**Challenge**
Answer these questions from the text below on inventories and GDP:
(a) By how much did private businesses increase inventories in the second quarter?
(b) In what year did the United States switch from gross national product to gross domestic product as its primary measure of output?
(c) By what percent did real gross domestic purchases increase in the second quarter?

Holding a large amount of inventory over time is not usually good for a business. Holding inventory means that the business has paid the costs to produce good that have not been sold. Holding too little inventory may be bad because the business risks of losing potential sales and potential market share.
The BEA identifies the impact of changes in inventories - "Changes in inventories are the smallest component of the GDP, usually less than 1% of GDP but they are much more important than their absolute size. In fact, large changes in inventories signal changes in aggregate demand and, thus, are indicators of future economic activity. As the change in inventories is a flow equal to the change in the stock of unsold goods, they are a form of investment, often referred to as involuntary investment."
"The change in real private inventories added 0.63 percentage point to the second-quarter change in real GDP, after adding 2.64 percentage points to the first-quarter change. Private businesses increased inventories $63.2 billion in the second quarter, following an increase of $44.1 billion in the first quarter and a decrease of $36.7 billion in the fourth."
"Real final sales of domestic product -- GDP less change in private inventories -- increased 1.0percent in the second quarter, compared with an increase of 1.1 percent in the first."
Gross Domestic Purchases
BEA data: "Real gross domestic purchases -- purchases by U.S. residents of goods and services wherever produced -- increased 4.9 percent in the second quarter, compared with an increase of 3.9 percent in the first." This data differs from GDP in that some goods and services may have been produced in other countries. Were we purchasing more imports in Q2?
Gross National Product
In 1991, the United States switched from using gross national product (GNP to gross domestic product GDP) as the primary measurement of production or output GDP is product produced within a country's borders. GNP is product produced by enterprises owned by a country's citizens. Using GDP essentially factors out the production from firms outside the US and the impact of trade.

**Data listing**
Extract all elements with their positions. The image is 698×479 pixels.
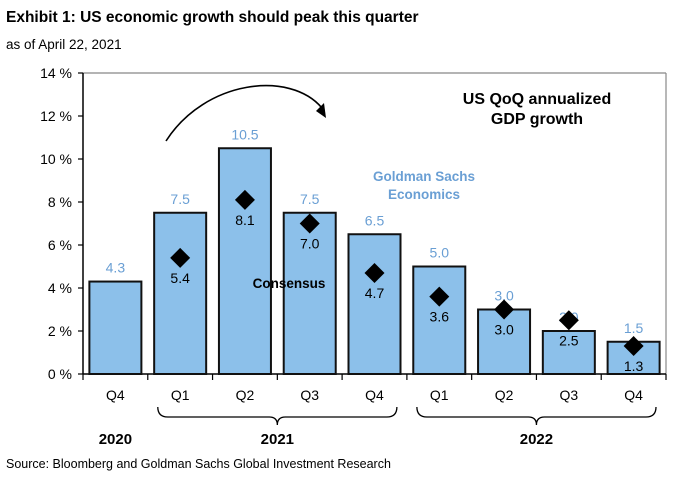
gs-value-label: 3.0	[494, 288, 514, 304]
x-tick-label: Q1	[171, 387, 190, 403]
gs-bar	[541, 330, 596, 375]
consensus-value-label: 4.7	[365, 285, 385, 301]
x-tick-label: Q4	[106, 387, 125, 403]
peak-arrow	[165, 84, 323, 142]
year-brace	[157, 406, 398, 426]
consensus-value-label: 5.4	[170, 270, 190, 286]
source-note: Source: Bloomberg and Goldman Sachs Glob…	[6, 457, 391, 471]
x-tick-label: Q3	[300, 387, 319, 403]
gs-value-label: 6.5	[365, 212, 385, 228]
chart-label-line1: US QoQ annualized	[463, 91, 611, 108]
arrow-head-icon	[316, 103, 326, 118]
consensus-value-label: 7.0	[300, 236, 320, 252]
consensus-value-label: 1.3	[624, 358, 644, 374]
consensus-marker	[494, 299, 515, 320]
legend-gs-line1: Goldman Sachs	[373, 169, 475, 184]
gs-bar	[217, 147, 272, 375]
year-brace	[416, 406, 657, 426]
gs-value-label: 1.5	[624, 320, 644, 336]
y-tick-label: 12 %	[40, 108, 72, 124]
x-tick-label: Q2	[495, 387, 514, 403]
legend-consensus: Consensus	[253, 276, 326, 291]
y-tick-label: 4 %	[48, 280, 72, 296]
gs-bar	[347, 233, 402, 375]
year-label: 2020	[99, 431, 132, 448]
gs-value-label: 4.3	[106, 260, 126, 276]
y-tick-label: 6 %	[48, 237, 72, 253]
y-tick-label: 0 %	[48, 366, 72, 382]
y-tick-label: 14 %	[40, 65, 72, 81]
consensus-value-label: 3.6	[430, 309, 450, 325]
consensus-value-label: 3.0	[494, 322, 514, 338]
x-tick-label: Q3	[559, 387, 578, 403]
year-label: 2021	[261, 431, 294, 448]
consensus-marker	[234, 189, 255, 210]
consensus-marker	[429, 286, 450, 307]
consensus-value-label: 8.1	[235, 212, 255, 228]
consensus-marker	[623, 336, 644, 357]
consensus-marker	[299, 213, 320, 234]
y-tick-label: 2 %	[48, 323, 72, 339]
chart-subtitle: as of April 22, 2021	[6, 37, 122, 52]
year-label: 2022	[520, 431, 553, 448]
gs-bar	[153, 211, 208, 375]
x-tick-label: Q1	[430, 387, 449, 403]
x-tick-label: Q2	[236, 387, 255, 403]
gs-value-label: 7.5	[300, 191, 320, 207]
consensus-marker	[558, 310, 579, 331]
x-tick-label: Q4	[624, 387, 643, 403]
gs-value-label: 10.5	[231, 126, 258, 142]
consensus-marker	[170, 247, 191, 268]
chart-label-line2: GDP growth	[491, 111, 583, 128]
gs-value-label: 5.0	[430, 245, 450, 261]
x-tick-label: Q4	[365, 387, 384, 403]
consensus-value-label: 2.5	[559, 332, 579, 348]
legend-gs-line2: Economics	[388, 187, 460, 202]
gs-value-label: 7.5	[170, 191, 190, 207]
y-tick-label: 10 %	[40, 151, 72, 167]
gs-bar	[412, 265, 467, 375]
gs-bar	[282, 211, 337, 375]
consensus-marker	[364, 262, 385, 283]
y-tick-label: 8 %	[48, 194, 72, 210]
gs-bar	[88, 280, 143, 375]
chart-title: Exhibit 1: US economic growth should pea…	[6, 9, 419, 26]
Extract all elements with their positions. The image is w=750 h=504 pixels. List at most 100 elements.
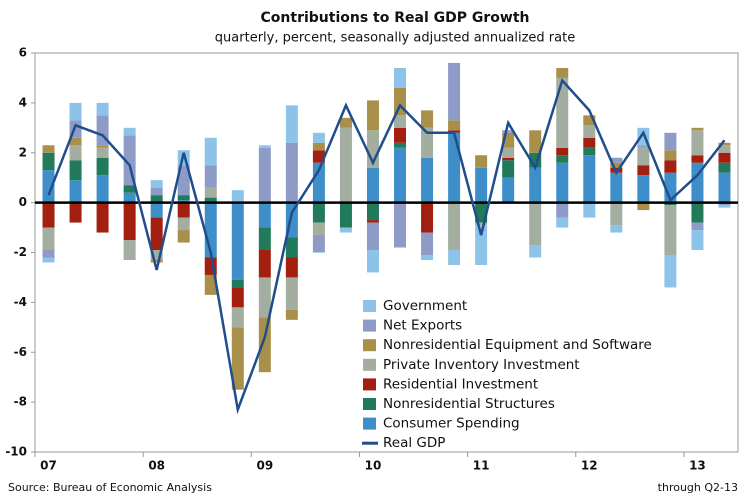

**Right answer**
(a) $63.2 billion
(b) 1991
(c) 4.9 percent